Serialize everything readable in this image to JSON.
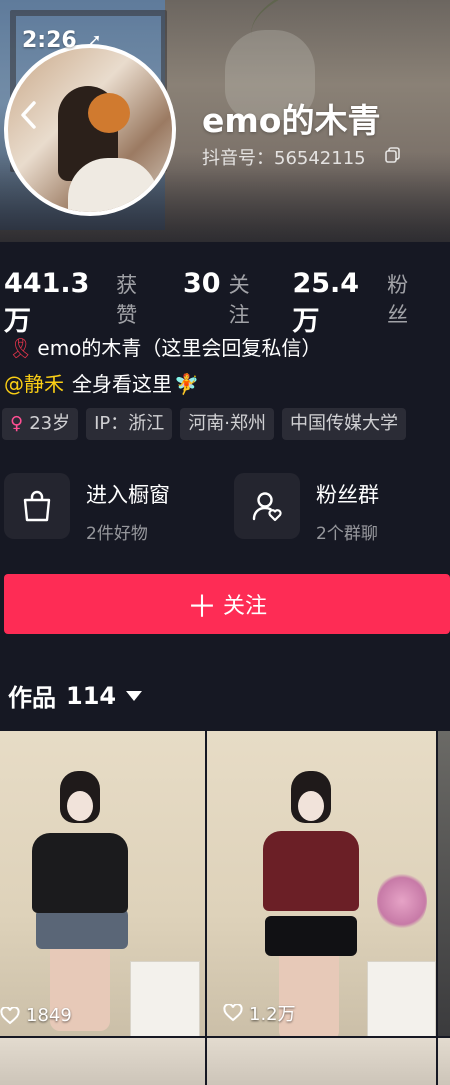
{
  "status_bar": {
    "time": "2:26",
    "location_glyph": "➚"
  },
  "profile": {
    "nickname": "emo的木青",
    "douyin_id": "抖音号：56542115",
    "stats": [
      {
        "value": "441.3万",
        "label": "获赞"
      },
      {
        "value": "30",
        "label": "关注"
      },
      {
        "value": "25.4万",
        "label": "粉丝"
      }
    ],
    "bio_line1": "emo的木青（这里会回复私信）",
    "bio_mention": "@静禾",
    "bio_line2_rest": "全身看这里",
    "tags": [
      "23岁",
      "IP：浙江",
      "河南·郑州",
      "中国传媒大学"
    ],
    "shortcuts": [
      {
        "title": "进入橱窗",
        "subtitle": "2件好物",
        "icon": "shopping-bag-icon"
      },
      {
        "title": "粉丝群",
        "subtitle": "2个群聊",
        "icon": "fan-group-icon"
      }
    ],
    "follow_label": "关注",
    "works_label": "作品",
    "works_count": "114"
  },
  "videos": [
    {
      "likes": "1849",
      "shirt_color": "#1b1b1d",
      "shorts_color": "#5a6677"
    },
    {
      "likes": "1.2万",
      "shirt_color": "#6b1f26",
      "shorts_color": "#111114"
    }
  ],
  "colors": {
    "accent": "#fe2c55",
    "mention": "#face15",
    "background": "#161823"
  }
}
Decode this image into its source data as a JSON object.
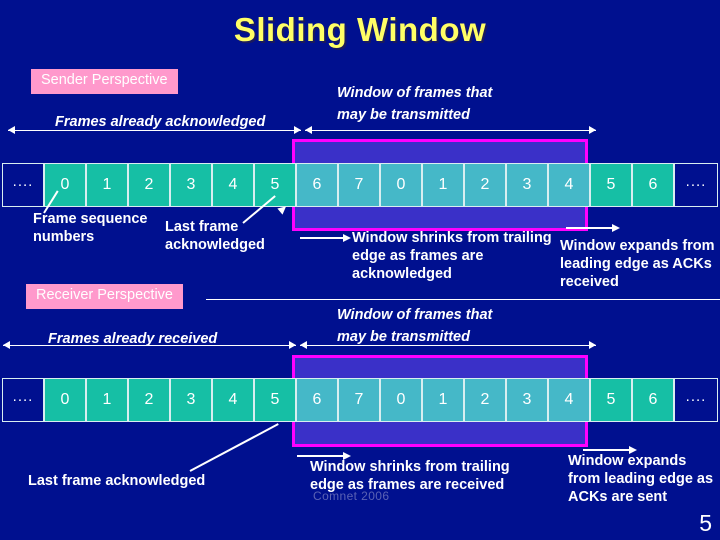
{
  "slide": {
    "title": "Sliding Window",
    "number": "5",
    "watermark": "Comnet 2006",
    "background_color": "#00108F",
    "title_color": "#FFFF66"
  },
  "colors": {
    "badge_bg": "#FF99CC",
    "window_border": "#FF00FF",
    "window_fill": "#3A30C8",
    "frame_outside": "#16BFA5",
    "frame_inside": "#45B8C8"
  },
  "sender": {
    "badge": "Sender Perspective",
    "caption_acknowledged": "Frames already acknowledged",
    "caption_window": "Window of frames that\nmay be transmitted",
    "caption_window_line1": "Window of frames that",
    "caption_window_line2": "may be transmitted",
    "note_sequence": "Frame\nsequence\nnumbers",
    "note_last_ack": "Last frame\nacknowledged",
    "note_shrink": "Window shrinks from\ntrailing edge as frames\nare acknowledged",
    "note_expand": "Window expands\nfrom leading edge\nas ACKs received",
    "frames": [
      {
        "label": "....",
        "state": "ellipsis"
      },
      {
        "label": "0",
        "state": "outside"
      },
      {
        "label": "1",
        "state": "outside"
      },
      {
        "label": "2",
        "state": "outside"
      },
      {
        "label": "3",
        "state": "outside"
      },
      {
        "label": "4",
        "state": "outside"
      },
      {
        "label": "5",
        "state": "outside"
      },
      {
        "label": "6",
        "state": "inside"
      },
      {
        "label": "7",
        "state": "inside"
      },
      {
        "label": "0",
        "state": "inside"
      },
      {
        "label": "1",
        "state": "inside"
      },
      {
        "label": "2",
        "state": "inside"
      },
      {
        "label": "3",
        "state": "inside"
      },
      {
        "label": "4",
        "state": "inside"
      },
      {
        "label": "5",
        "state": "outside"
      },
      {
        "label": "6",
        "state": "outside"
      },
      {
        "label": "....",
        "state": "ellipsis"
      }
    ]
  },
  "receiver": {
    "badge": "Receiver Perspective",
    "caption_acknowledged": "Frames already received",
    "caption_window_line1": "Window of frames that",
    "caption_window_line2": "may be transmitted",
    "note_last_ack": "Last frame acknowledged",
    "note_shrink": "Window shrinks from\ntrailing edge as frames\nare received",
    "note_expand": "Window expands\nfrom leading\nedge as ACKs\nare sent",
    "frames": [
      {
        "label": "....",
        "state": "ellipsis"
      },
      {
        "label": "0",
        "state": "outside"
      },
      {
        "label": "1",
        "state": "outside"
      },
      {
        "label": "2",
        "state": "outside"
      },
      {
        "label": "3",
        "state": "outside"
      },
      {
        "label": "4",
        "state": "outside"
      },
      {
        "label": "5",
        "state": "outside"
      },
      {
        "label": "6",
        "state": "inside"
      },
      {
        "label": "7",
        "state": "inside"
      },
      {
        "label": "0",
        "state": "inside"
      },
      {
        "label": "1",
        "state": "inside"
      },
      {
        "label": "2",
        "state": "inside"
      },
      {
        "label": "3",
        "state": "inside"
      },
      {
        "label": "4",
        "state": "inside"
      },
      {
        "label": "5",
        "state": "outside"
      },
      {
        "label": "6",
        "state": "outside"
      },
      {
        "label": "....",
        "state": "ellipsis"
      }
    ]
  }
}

> _Problem requirements_
Pick out the lines that contain "icon" and copy them.

> _Problem solution_
        "icon": "shopping-bag-icon"
        "icon": "fan-group-icon"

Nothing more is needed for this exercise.